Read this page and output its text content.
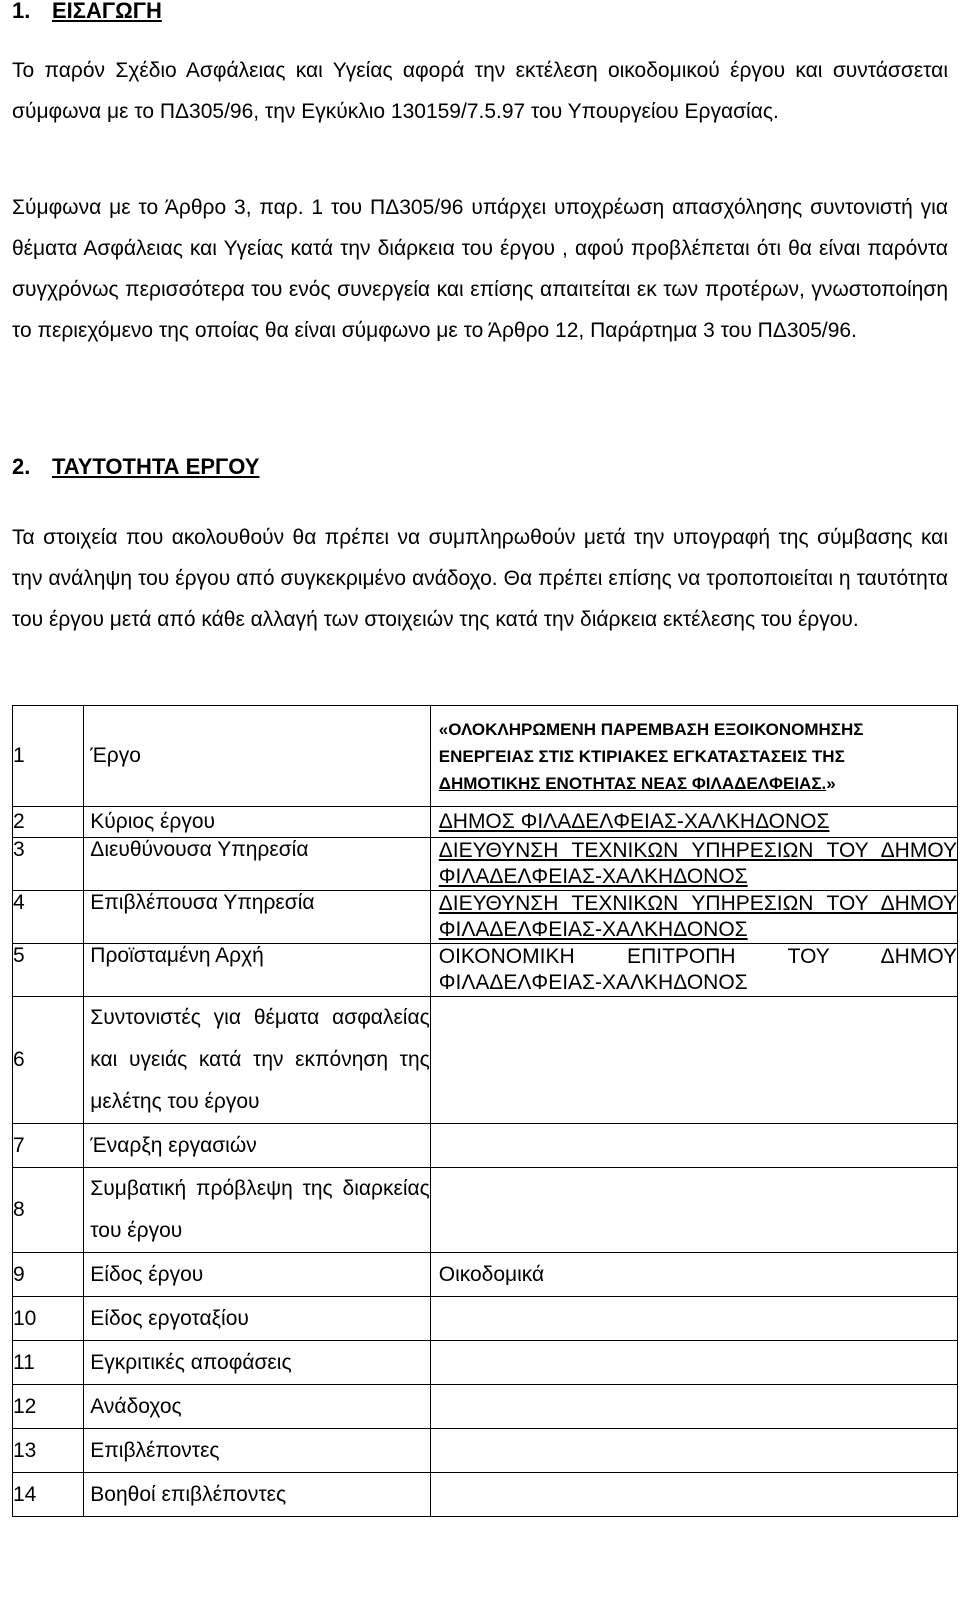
1. ΕΙΣΑΓΩΓΗ

Το παρόν Σχέδιο Ασφάλειας και Υγείας αφορά την εκτέλεση οικοδομικού έργου και συντάσσεται σύμφωνα με το ΠΔ305/96, την Εγκύκλιο 130159/7.5.97 του Υπουργείου Εργασίας.

Σύμφωνα με το Άρθρο 3, παρ. 1 του ΠΔ305/96 υπάρχει υποχρέωση απασχόλησης συντονιστή για θέματα Ασφάλειας και Υγείας κατά την διάρκεια του έργου , αφού προβλέπεται ότι θα είναι παρόντα συγχρόνως περισσότερα του ενός συνεργεία και επίσης απαιτείται εκ των προτέρων, γνωστοποίηση το περιεχόμενο της οποίας θα είναι σύμφωνο με το Άρθρο 12, Παράρτημα 3 του ΠΔ305/96.

2. ΤΑΥΤΟΤΗΤΑ ΕΡΓΟΥ

Τα στοιχεία που ακολουθούν θα πρέπει να συμπληρωθούν μετά την υπογραφή της σύμβασης και την ανάληψη του έργου από συγκεκριμένο ανάδοχο. Θα πρέπει επίσης να τροποποιείται η ταυτότητα του έργου μετά από κάθε αλλαγή των στοιχειών της κατά την διάρκεια εκτέλεσης του έργου.

1	Έργο	«ΟΛΟΚΛΗΡΩΜΕΝΗ ΠΑΡΕΜΒΑΣΗ ΕΞΟΙΚΟΝΟΜΗΣΗΣ
ΕΝΕΡΓΕΙΑΣ ΣΤΙΣ ΚΤΙΡΙΑΚΕΣ ΕΓΚΑΤΑΣΤΑΣΕΙΣ ΤΗΣ
ΔΗΜΟΤΙΚΗΣ ΕΝΟΤΗΤΑΣ ΝΕΑΣ ΦΙΛΑΔΕΛΦΕΙΑΣ.»

2	Κύριος έργου	ΔΗΜΟΣ ΦΙΛΑΔΕΛΦΕΙΑΣ-ΧΑΛΚΗΔΟΝΟΣ

3	Διευθύνουσα Υπηρεσία	ΔΙΕΥΘΥΝΣΗ ΤΕΧΝΙΚΩΝ ΥΠΗΡΕΣΙΩΝ ΤΟΥ ΔΗΜΟΥ ΦΙΛΑΔΕΛΦΕΙΑΣ-ΧΑΛΚΗΔΟΝΟΣ

4	Επιβλέπουσα Υπηρεσία	ΔΙΕΥΘΥΝΣΗ ΤΕΧΝΙΚΩΝ ΥΠΗΡΕΣΙΩΝ ΤΟΥ ΔΗΜΟΥ ΦΙΛΑΔΕΛΦΕΙΑΣ-ΧΑΛΚΗΔΟΝΟΣ

5	Προϊσταμένη Αρχή	ΟΙΚΟΝΟΜΙΚΗ ΕΠΙΤΡΟΠΗ ΤΟΥ ΔΗΜΟΥ ΦΙΛΑΔΕΛΦΕΙΑΣ-ΧΑΛΚΗΔΟΝΟΣ

6	Συντονιστές για θέματα ασφαλείας και υγειάς κατά την εκπόνηση της μελέτης του έργου	

7	Έναρξη εργασιών	
8	Συμβατική πρόβλεψη της διαρκείας του έργου	

9	Είδος έργου	Οικοδομικά
10	Είδος εργοταξίου	
11	Εγκριτικές αποφάσεις	
12	Ανάδοχος	
13	Επιβλέποντες	
14	Βοηθοί επιβλέποντες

# # #

• **What this task involves**
Pictures in the records above are not copied; print everything else exactly.

• **Full response**
Read this page and output its text content.
1. ΕΙΣΑΓΩΓΗ

Το παρόν Σχέδιο Ασφάλειας και Υγείας αφορά την εκτέλεση οικοδομικού έργου και συντάσσεται σύμφωνα με το ΠΔ305/96, την Εγκύκλιο 130159/7.5.97 του Υπουργείου Εργασίας.

Σύμφωνα με το Άρθρο 3, παρ. 1 του ΠΔ305/96 υπάρχει υποχρέωση απασχόλησης συντονιστή για θέματα Ασφάλειας και Υγείας κατά την διάρκεια του έργου , αφού προβλέπεται ότι θα είναι παρόντα συγχρόνως περισσότερα του ενός συνεργεία και επίσης απαιτείται εκ των προτέρων, γνωστοποίηση το περιεχόμενο της οποίας θα είναι σύμφωνο με το Άρθρο 12, Παράρτημα 3 του ΠΔ305/96.

2. ΤΑΥΤΟΤΗΤΑ ΕΡΓΟΥ

Τα στοιχεία που ακολουθούν θα πρέπει να συμπληρωθούν μετά την υπογραφή της σύμβασης και την ανάληψη του έργου από συγκεκριμένο ανάδοχο. Θα πρέπει επίσης να τροποποιείται η ταυτότητα του έργου μετά από κάθε αλλαγή των στοιχειών της κατά την διάρκεια εκτέλεσης του έργου.

1	Έργο	«ΟΛΟΚΛΗΡΩΜΕΝΗ ΠΑΡΕΜΒΑΣΗ ΕΞΟΙΚΟΝΟΜΗΣΗΣ
ΕΝΕΡΓΕΙΑΣ ΣΤΙΣ ΚΤΙΡΙΑΚΕΣ ΕΓΚΑΤΑΣΤΑΣΕΙΣ ΤΗΣ
ΔΗΜΟΤΙΚΗΣ ΕΝΟΤΗΤΑΣ ΝΕΑΣ ΦΙΛΑΔΕΛΦΕΙΑΣ.»

2	Κύριος έργου	ΔΗΜΟΣ ΦΙΛΑΔΕΛΦΕΙΑΣ-ΧΑΛΚΗΔΟΝΟΣ

3	Διευθύνουσα Υπηρεσία	ΔΙΕΥΘΥΝΣΗ ΤΕΧΝΙΚΩΝ ΥΠΗΡΕΣΙΩΝ ΤΟΥ ΔΗΜΟΥ ΦΙΛΑΔΕΛΦΕΙΑΣ-ΧΑΛΚΗΔΟΝΟΣ

4	Επιβλέπουσα Υπηρεσία	ΔΙΕΥΘΥΝΣΗ ΤΕΧΝΙΚΩΝ ΥΠΗΡΕΣΙΩΝ ΤΟΥ ΔΗΜΟΥ ΦΙΛΑΔΕΛΦΕΙΑΣ-ΧΑΛΚΗΔΟΝΟΣ

5	Προϊσταμένη Αρχή	ΟΙΚΟΝΟΜΙΚΗ ΕΠΙΤΡΟΠΗ ΤΟΥ ΔΗΜΟΥ ΦΙΛΑΔΕΛΦΕΙΑΣ-ΧΑΛΚΗΔΟΝΟΣ

6	Συντονιστές για θέματα ασφαλείας και υγειάς κατά την εκπόνηση της μελέτης του έργου	

7	Έναρξη εργασιών	
8	Συμβατική πρόβλεψη της διαρκείας του έργου	

9	Είδος έργου	Οικοδομικά
10	Είδος εργοταξίου	
11	Εγκριτικές αποφάσεις	
12	Ανάδοχος	
13	Επιβλέποντες	
14	Βοηθοί επιβλέποντες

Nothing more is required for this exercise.